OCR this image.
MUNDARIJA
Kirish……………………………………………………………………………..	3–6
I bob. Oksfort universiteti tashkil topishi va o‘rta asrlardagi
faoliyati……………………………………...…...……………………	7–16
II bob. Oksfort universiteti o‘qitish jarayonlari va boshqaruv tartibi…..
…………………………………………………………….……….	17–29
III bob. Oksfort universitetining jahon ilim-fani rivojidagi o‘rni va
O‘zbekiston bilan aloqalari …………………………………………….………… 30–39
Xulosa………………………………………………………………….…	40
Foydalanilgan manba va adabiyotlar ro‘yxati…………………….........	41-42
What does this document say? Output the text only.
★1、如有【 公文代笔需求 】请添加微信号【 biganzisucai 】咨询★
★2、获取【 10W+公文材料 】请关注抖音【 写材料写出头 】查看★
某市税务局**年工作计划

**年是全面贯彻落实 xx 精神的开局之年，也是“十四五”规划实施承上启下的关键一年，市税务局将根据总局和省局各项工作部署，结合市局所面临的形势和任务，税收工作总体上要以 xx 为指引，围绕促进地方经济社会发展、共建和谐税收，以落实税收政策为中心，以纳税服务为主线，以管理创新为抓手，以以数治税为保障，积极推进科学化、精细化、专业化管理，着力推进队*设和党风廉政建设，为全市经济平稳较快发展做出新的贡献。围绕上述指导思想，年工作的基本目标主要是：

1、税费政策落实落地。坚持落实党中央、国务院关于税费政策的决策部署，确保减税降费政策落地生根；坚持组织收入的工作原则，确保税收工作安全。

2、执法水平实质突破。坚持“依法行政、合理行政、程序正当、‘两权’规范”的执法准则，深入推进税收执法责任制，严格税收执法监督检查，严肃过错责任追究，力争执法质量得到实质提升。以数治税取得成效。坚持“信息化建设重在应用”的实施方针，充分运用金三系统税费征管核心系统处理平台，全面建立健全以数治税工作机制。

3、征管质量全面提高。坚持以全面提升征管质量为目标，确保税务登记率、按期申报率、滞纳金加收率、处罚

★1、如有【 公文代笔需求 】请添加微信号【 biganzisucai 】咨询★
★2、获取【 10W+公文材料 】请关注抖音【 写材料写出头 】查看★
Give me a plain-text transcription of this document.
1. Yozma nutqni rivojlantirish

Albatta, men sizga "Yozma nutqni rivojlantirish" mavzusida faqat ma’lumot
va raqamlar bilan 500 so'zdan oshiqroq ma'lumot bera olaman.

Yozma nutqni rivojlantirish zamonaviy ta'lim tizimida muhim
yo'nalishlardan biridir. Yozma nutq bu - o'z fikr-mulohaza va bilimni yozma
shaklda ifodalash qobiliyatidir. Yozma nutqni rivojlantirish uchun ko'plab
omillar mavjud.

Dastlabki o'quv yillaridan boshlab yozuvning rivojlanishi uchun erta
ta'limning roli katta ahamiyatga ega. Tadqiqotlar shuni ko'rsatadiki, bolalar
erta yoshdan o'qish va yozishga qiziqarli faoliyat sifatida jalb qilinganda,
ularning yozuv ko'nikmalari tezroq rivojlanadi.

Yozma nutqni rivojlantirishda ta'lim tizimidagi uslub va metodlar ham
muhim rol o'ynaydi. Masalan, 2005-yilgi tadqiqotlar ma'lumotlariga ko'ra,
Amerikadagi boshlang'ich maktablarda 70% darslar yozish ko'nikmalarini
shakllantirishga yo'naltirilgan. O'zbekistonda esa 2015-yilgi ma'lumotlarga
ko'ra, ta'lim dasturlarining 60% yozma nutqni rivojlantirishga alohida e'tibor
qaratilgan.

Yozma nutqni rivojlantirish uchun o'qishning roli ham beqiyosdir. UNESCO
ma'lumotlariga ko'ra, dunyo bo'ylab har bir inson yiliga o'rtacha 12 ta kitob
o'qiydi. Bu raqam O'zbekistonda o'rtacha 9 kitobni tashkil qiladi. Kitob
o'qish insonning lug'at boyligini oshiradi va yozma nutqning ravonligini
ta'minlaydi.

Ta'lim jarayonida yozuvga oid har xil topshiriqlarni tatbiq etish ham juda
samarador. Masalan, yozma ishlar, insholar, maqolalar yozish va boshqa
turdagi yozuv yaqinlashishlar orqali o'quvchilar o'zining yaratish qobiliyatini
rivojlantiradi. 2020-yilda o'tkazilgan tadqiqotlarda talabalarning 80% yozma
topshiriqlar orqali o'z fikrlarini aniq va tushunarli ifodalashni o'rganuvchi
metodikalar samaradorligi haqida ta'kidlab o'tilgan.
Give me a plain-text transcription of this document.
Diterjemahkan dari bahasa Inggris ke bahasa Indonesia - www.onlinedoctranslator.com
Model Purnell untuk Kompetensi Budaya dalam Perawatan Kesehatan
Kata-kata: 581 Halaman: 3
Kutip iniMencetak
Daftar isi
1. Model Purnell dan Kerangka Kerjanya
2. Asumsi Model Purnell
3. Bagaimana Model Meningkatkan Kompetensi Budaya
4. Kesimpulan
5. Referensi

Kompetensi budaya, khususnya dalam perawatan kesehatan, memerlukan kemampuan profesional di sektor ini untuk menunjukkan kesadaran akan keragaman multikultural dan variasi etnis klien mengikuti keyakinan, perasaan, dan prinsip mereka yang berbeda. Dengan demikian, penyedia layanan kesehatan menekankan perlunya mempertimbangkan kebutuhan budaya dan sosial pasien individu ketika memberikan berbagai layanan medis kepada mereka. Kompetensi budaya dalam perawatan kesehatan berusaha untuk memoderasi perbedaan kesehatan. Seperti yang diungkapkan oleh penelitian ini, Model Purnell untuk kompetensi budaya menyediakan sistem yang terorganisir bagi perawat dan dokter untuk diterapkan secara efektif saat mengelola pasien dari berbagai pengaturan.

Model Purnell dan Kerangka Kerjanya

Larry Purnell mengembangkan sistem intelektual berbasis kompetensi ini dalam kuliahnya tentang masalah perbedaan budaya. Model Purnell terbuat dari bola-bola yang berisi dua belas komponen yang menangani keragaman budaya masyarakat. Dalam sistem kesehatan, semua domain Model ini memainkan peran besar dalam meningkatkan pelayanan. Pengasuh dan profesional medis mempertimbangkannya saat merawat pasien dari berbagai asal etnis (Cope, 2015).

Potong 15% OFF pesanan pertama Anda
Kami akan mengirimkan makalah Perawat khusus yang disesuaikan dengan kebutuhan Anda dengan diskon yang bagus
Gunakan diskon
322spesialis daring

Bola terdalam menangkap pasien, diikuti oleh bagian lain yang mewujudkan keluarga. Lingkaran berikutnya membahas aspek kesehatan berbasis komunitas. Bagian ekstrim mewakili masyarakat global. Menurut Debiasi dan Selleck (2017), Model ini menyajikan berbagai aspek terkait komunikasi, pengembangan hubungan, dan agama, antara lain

* Objective:
Reproduce every record above exactly as it appears.

* Task answer:
OCR this image.
MUNDARIJA
Kirish……………………………………………………………………………..	3–6
I bob. Oksfort universiteti tashkil topishi va o‘rta asrlardagi
faoliyati……………………………………...…...……………………	7–16
II bob. Oksfort universiteti o‘qitish jarayonlari va boshqaruv tartibi…..
…………………………………………………………….……….	17–29
III bob. Oksfort universitetining jahon ilim-fani rivojidagi o‘rni va
O‘zbekiston bilan aloqalari …………………………………………….………… 30–39
Xulosa………………………………………………………………….…	40
Foydalanilgan manba va adabiyotlar ro‘yxati…………………….........	41-42
What does this document say? Output the text only.
★1、如有【 公文代笔需求 】请添加微信号【 biganzisucai 】咨询★
★2、获取【 10W+公文材料 】请关注抖音【 写材料写出头 】查看★
某市税务局**年工作计划

**年是全面贯彻落实 xx 精神的开局之年，也是“十四五”规划实施承上启下的关键一年，市税务局将根据总局和省局各项工作部署，结合市局所面临的形势和任务，税收工作总体上要以 xx 为指引，围绕促进地方经济社会发展、共建和谐税收，以落实税收政策为中心，以纳税服务为主线，以管理创新为抓手，以以数治税为保障，积极推进科学化、精细化、专业化管理，着力推进队*设和党风廉政建设，为全市经济平稳较快发展做出新的贡献。围绕上述指导思想，年工作的基本目标主要是：

1、税费政策落实落地。坚持落实党中央、国务院关于税费政策的决策部署，确保减税降费政策落地生根；坚持组织收入的工作原则，确保税收工作安全。

2、执法水平实质突破。坚持“依法行政、合理行政、程序正当、‘两权’规范”的执法准则，深入推进税收执法责任制，严格税收执法监督检查，严肃过错责任追究，力争执法质量得到实质提升。以数治税取得成效。坚持“信息化建设重在应用”的实施方针，充分运用金三系统税费征管核心系统处理平台，全面建立健全以数治税工作机制。

3、征管质量全面提高。坚持以全面提升征管质量为目标，确保税务登记率、按期申报率、滞纳金加收率、处罚

★1、如有【 公文代笔需求 】请添加微信号【 biganzisucai 】咨询★
★2、获取【 10W+公文材料 】请关注抖音【 写材料写出头 】查看★
Give me a plain-text transcription of this document.
1. Yozma nutqni rivojlantirish

Albatta, men sizga "Yozma nutqni rivojlantirish" mavzusida faqat ma’lumot
va raqamlar bilan 500 so'zdan oshiqroq ma'lumot bera olaman.

Yozma nutqni rivojlantirish zamonaviy ta'lim tizimida muhim
yo'nalishlardan biridir. Yozma nutq bu - o'z fikr-mulohaza va bilimni yozma
shaklda ifodalash qobiliyatidir. Yozma nutqni rivojlantirish uchun ko'plab
omillar mavjud.

Dastlabki o'quv yillaridan boshlab yozuvning rivojlanishi uchun erta
ta'limning roli katta ahamiyatga ega. Tadqiqotlar shuni ko'rsatadiki, bolalar
erta yoshdan o'qish va yozishga qiziqarli faoliyat sifatida jalb qilinganda,
ularning yozuv ko'nikmalari tezroq rivojlanadi.

Yozma nutqni rivojlantirishda ta'lim tizimidagi uslub va metodlar ham
muhim rol o'ynaydi. Masalan, 2005-yilgi tadqiqotlar ma'lumotlariga ko'ra,
Amerikadagi boshlang'ich maktablarda 70% darslar yozish ko'nikmalarini
shakllantirishga yo'naltirilgan. O'zbekistonda esa 2015-yilgi ma'lumotlarga
ko'ra, ta'lim dasturlarining 60% yozma nutqni rivojlantirishga alohida e'tibor
qaratilgan.

Yozma nutqni rivojlantirish uchun o'qishning roli ham beqiyosdir. UNESCO
ma'lumotlariga ko'ra, dunyo bo'ylab har bir inson yiliga o'rtacha 12 ta kitob
o'qiydi. Bu raqam O'zbekistonda o'rtacha 9 kitobni tashkil qiladi. Kitob
o'qish insonning lug'at boyligini oshiradi va yozma nutqning ravonligini
ta'minlaydi.

Ta'lim jarayonida yozuvga oid har xil topshiriqlarni tatbiq etish ham juda
samarador. Masalan, yozma ishlar, insholar, maqolalar yozish va boshqa
turdagi yozuv yaqinlashishlar orqali o'quvchilar o'zining yaratish qobiliyatini
rivojlantiradi. 2020-yilda o'tkazilgan tadqiqotlarda talabalarning 80% yozma
topshiriqlar orqali o'z fikrlarini aniq va tushunarli ifodalashni o'rganuvchi
metodikalar samaradorligi haqida ta'kidlab o'tilgan.
Give me a plain-text transcription of this document.
Diterjemahkan dari bahasa Inggris ke bahasa Indonesia - www.onlinedoctranslator.com
Model Purnell untuk Kompetensi Budaya dalam Perawatan Kesehatan
Kata-kata: 581 Halaman: 3
Kutip iniMencetak
Daftar isi
1. Model Purnell dan Kerangka Kerjanya
2. Asumsi Model Purnell
3. Bagaimana Model Meningkatkan Kompetensi Budaya
4. Kesimpulan
5. Referensi

Kompetensi budaya, khususnya dalam perawatan kesehatan, memerlukan kemampuan profesional di sektor ini untuk menunjukkan kesadaran akan keragaman multikultural dan variasi etnis klien mengikuti keyakinan, perasaan, dan prinsip mereka yang berbeda. Dengan demikian, penyedia layanan kesehatan menekankan perlunya mempertimbangkan kebutuhan budaya dan sosial pasien individu ketika memberikan berbagai layanan medis kepada mereka. Kompetensi budaya dalam perawatan kesehatan berusaha untuk memoderasi perbedaan kesehatan. Seperti yang diungkapkan oleh penelitian ini, Model Purnell untuk kompetensi budaya menyediakan sistem yang terorganisir bagi perawat dan dokter untuk diterapkan secara efektif saat mengelola pasien dari berbagai pengaturan.

Model Purnell dan Kerangka Kerjanya

Larry Purnell mengembangkan sistem intelektual berbasis kompetensi ini dalam kuliahnya tentang masalah perbedaan budaya. Model Purnell terbuat dari bola-bola yang berisi dua belas komponen yang menangani keragaman budaya masyarakat. Dalam sistem kesehatan, semua domain Model ini memainkan peran besar dalam meningkatkan pelayanan. Pengasuh dan profesional medis mempertimbangkannya saat merawat pasien dari berbagai asal etnis (Cope, 2015).

Potong 15% OFF pesanan pertama Anda
Kami akan mengirimkan makalah Perawat khusus yang disesuaikan dengan kebutuhan Anda dengan diskon yang bagus
Gunakan diskon
322spesialis daring

Bola terdalam menangkap pasien, diikuti oleh bagian lain yang mewujudkan keluarga. Lingkaran berikutnya membahas aspek kesehatan berbasis komunitas. Bagian ekstrim mewakili masyarakat global. Menurut Debiasi dan Selleck (2017), Model ini menyajikan berbagai aspek terkait komunikasi, pengembangan hubungan, dan agama, antara lain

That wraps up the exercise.